PROBLEM TO SOLVE ->
Write out, word for word, the stretch of the essay on Femme desire that begins with "I was talking" and ends after "they were intimidated.".

Before I go any further, I want to make it clear that I see Femme as a diaspora of femininity. There are a lot of definitions of what Femme means to folks, sometimes this is an identity that is static and sometimes it is fluid and only applies some of the time or to some elements of peoples’ identities. I think Femme is a really sparkly umbrella big enough to fit over all of us. Femme is a venn diagram of femininity and empowerment and the way it manifests on different bodies and sexualities is extremely varied. For some Femme is a gender. For me Femme is how I fit into my sexuality but my gender is something else entirely, much more Muppet.

If we’re coming from a place of acknowledging there are so many different ways to be Femme, why is it valid to make a blanket statement that people aren’t attracted to Femmes at all?

I also want to make it clear that this post is as much addressed to Femme-identified folks who don’t do Femme on Femme Action (FOFA) as much as non-Femme identified folks.

I’ve addressed this tired line before, focusing on debunking Femme as high maintenance. Now I want to focus on shifting desire and whether the idea that one can actually say they all the time never are attracted to Femmes.

Also, gender presentation is such a mystery. Sometimes it changes! And chemistry and desire are such mysteries, but I think desire is the kind of thing that can be cultivated.

I was talking about this with my pal Quito on a boat cruise on the East River a couple of months ago. Quito is someone who I said once their gender was Gonzo and they enjoyed that description. They were really sweet, openly sharing about being intimidated about dating Femmes. Quito said that the Femmes they know are really ferocious and embodied in their identity. Quito’s eyes got big when they said it and there was more and I wish I had taken more notes. But I understood that they were intimidated.

It’s an interesting statement because while there’s a lot of ferocity there is also a lot of tenderness. Most of the fiercest Femmes I know are pussycats on the inside. I also am reminded of the constant drone of hearing “You’re too much” as a reason to not want to date someone.

I think there’s also an element of inexperience that impedes folks from feeling like moving toward Femmes. Like, if you’ve always done it to the same kinds of folks maybe you don’t know what the experience of certain feminine elements you’re not familiar with is going to do or how it might be different from sex you’ve had before. Maybe you might be bad at it. Maybe it might not be something you like.

GIVEN MATERIAL ->
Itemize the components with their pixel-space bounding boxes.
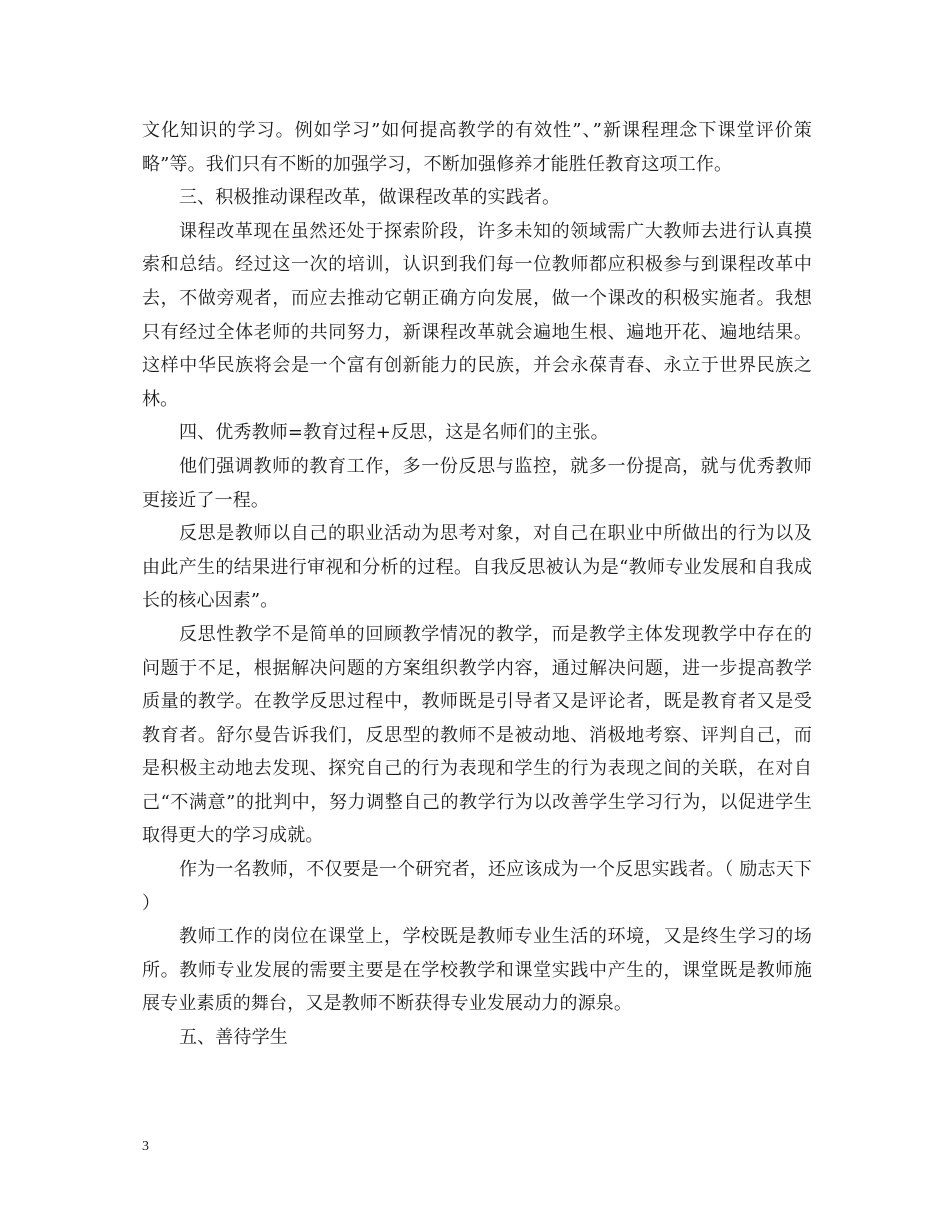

THE OUTPUT ->
I was talking about this with my pal Quito on a boat cruise on the East River a couple of months ago. Quito is someone who I said once their gender was Gonzo and they enjoyed that description. They were really sweet, openly sharing about being intimidated about dating Femmes. Quito said that the Femmes they know are really ferocious and embodied in their identity. Quito’s eyes got big when they said it and there was more and I wish I had taken more notes. But I understood that they were intimidated.